— Task brief —
How many lines of the entries below include the word "name"? Answer with the number alone.

Saved data entries
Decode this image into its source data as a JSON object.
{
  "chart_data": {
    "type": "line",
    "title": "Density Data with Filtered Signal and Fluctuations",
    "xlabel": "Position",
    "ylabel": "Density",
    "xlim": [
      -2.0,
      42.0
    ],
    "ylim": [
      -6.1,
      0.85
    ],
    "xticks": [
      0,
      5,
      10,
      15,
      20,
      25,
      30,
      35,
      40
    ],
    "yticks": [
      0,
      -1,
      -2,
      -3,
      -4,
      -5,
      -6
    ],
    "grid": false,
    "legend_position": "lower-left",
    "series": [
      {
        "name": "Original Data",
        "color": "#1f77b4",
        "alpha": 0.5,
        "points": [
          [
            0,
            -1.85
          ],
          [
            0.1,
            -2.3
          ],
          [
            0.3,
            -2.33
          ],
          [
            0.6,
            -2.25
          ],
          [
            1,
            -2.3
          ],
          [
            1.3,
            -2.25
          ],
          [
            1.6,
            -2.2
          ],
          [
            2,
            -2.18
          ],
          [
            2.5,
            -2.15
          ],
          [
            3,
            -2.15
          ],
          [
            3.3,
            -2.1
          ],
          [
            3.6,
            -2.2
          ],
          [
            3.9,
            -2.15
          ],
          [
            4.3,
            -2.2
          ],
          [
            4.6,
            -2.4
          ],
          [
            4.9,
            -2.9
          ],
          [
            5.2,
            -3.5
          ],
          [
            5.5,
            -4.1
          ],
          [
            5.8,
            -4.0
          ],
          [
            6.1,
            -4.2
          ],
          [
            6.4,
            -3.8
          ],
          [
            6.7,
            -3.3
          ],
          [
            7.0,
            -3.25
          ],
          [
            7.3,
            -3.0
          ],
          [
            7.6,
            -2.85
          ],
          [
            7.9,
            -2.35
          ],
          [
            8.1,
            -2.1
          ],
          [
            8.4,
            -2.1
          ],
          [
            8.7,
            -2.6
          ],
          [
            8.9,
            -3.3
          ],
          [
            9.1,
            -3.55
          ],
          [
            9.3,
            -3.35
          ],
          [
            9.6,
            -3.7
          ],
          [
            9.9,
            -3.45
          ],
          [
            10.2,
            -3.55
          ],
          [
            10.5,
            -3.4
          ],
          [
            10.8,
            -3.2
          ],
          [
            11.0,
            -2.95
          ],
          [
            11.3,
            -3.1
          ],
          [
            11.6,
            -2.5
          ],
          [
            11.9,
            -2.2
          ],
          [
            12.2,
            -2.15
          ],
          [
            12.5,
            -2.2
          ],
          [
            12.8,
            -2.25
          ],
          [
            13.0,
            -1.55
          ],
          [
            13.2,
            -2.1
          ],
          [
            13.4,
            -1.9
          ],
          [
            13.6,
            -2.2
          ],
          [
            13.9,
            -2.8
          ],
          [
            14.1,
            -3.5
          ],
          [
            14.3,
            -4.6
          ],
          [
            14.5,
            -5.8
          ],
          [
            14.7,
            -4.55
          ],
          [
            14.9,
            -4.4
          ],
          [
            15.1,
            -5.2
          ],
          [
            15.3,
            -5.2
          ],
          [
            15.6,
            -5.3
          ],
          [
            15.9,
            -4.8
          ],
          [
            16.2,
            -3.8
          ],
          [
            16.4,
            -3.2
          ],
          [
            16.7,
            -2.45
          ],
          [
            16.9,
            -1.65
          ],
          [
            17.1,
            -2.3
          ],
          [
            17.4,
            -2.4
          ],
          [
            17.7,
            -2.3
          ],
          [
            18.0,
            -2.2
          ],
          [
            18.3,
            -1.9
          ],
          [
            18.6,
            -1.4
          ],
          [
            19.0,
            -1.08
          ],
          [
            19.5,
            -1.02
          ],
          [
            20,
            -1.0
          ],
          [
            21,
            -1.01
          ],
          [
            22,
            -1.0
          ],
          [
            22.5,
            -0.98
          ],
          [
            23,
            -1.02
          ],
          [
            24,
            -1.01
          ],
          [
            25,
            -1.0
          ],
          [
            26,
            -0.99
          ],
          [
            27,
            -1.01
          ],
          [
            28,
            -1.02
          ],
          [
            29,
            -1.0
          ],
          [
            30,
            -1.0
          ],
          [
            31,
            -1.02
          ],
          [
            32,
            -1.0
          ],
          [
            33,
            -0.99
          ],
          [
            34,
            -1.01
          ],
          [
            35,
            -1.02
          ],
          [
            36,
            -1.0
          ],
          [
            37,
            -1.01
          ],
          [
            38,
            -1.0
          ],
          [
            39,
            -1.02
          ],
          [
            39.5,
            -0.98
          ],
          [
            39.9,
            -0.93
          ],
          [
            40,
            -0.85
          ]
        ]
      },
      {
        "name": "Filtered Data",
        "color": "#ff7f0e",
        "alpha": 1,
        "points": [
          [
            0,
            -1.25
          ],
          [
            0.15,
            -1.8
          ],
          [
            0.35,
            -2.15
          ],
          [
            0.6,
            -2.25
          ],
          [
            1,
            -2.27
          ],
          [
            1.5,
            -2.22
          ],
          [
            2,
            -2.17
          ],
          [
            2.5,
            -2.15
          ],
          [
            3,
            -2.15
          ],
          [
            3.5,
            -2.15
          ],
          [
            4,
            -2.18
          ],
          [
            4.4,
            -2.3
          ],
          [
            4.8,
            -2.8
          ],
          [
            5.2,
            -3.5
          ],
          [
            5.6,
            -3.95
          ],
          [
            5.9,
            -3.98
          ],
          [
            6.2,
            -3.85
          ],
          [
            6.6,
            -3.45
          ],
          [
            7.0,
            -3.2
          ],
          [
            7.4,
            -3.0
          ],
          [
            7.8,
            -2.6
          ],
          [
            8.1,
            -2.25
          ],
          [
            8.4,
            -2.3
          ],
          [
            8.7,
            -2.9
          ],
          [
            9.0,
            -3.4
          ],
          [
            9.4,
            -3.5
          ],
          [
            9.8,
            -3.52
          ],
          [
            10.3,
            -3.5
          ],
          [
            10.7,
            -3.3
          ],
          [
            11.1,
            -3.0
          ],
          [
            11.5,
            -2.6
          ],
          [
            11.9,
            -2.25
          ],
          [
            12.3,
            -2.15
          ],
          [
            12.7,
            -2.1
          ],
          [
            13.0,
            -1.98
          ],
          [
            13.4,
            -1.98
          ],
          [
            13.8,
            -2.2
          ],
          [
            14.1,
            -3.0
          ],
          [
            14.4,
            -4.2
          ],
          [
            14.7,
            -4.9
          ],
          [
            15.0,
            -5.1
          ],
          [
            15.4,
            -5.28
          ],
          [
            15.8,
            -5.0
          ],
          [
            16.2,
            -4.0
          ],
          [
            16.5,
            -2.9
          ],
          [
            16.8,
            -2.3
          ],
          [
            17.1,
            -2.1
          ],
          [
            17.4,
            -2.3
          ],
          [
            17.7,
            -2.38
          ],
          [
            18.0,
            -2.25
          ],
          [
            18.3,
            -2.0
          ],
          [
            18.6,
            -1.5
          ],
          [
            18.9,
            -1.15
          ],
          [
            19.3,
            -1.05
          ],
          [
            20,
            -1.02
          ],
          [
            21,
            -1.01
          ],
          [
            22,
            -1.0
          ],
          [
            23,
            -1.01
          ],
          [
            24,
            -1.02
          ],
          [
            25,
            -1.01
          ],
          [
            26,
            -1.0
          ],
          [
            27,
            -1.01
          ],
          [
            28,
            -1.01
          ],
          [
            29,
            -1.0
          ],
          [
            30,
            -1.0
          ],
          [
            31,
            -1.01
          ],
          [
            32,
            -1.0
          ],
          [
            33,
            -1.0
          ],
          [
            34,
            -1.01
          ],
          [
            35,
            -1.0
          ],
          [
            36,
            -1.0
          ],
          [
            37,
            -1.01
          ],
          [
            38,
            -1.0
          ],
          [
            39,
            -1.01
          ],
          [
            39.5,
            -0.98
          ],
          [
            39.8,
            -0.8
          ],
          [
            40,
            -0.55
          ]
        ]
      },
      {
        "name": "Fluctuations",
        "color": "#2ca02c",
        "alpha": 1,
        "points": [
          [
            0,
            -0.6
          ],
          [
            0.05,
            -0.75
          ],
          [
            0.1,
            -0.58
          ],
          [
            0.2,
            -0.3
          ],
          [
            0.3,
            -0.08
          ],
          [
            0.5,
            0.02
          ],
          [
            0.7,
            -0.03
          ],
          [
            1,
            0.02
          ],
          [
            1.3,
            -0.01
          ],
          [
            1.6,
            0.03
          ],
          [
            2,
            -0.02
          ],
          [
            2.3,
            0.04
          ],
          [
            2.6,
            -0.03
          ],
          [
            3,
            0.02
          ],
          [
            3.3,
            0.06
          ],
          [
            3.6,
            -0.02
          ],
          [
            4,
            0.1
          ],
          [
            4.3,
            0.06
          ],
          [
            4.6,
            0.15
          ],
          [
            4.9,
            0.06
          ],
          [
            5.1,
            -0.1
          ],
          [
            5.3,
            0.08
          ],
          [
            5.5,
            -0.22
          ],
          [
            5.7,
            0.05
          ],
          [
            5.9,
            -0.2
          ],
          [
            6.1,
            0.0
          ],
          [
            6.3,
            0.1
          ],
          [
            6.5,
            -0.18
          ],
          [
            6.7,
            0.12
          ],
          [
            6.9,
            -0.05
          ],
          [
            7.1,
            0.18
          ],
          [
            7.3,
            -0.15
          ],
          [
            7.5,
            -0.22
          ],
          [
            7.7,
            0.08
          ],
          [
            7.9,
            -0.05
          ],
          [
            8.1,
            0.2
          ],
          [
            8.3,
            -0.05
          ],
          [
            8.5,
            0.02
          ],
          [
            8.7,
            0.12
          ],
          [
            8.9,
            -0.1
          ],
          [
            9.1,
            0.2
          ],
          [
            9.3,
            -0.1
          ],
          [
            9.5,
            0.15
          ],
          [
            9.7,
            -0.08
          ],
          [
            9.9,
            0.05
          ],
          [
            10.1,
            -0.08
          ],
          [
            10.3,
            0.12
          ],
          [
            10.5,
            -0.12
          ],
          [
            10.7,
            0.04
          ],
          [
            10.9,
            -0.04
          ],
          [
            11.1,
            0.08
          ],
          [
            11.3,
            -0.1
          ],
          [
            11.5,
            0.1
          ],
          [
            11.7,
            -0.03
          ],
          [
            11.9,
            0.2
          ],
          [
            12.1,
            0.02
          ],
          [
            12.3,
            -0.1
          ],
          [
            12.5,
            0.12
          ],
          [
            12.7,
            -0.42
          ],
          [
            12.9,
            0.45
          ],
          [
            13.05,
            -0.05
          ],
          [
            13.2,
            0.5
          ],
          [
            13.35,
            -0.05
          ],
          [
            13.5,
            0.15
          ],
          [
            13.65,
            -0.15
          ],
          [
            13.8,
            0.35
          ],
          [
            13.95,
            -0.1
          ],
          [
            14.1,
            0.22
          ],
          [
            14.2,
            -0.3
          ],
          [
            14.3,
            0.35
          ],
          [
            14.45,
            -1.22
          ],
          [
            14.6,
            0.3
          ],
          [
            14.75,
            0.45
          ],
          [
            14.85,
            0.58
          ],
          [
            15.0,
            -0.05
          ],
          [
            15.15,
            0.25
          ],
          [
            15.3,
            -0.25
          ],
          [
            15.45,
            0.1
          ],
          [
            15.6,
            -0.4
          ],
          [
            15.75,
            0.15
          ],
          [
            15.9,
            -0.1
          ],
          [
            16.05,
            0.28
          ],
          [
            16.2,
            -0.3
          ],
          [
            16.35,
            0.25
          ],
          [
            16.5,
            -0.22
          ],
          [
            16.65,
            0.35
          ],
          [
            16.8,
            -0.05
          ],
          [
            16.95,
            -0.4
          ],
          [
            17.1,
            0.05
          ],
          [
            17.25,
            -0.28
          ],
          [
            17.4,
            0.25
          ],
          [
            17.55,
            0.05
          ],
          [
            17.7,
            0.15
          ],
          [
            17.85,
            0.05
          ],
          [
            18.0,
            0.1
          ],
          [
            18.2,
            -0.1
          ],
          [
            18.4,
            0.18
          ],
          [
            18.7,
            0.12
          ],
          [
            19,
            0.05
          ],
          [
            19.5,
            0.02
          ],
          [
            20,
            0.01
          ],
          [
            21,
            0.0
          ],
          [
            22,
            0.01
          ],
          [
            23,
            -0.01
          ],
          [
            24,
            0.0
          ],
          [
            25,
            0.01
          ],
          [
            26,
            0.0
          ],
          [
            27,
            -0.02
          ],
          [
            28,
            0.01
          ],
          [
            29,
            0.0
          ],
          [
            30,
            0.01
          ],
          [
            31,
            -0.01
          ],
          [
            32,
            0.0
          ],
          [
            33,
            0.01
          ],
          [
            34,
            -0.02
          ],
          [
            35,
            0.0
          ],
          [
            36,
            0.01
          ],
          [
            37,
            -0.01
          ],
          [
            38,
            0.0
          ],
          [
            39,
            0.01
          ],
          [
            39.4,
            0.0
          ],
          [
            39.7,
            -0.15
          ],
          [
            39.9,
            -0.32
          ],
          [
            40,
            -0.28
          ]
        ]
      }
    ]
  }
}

— Written solution —
3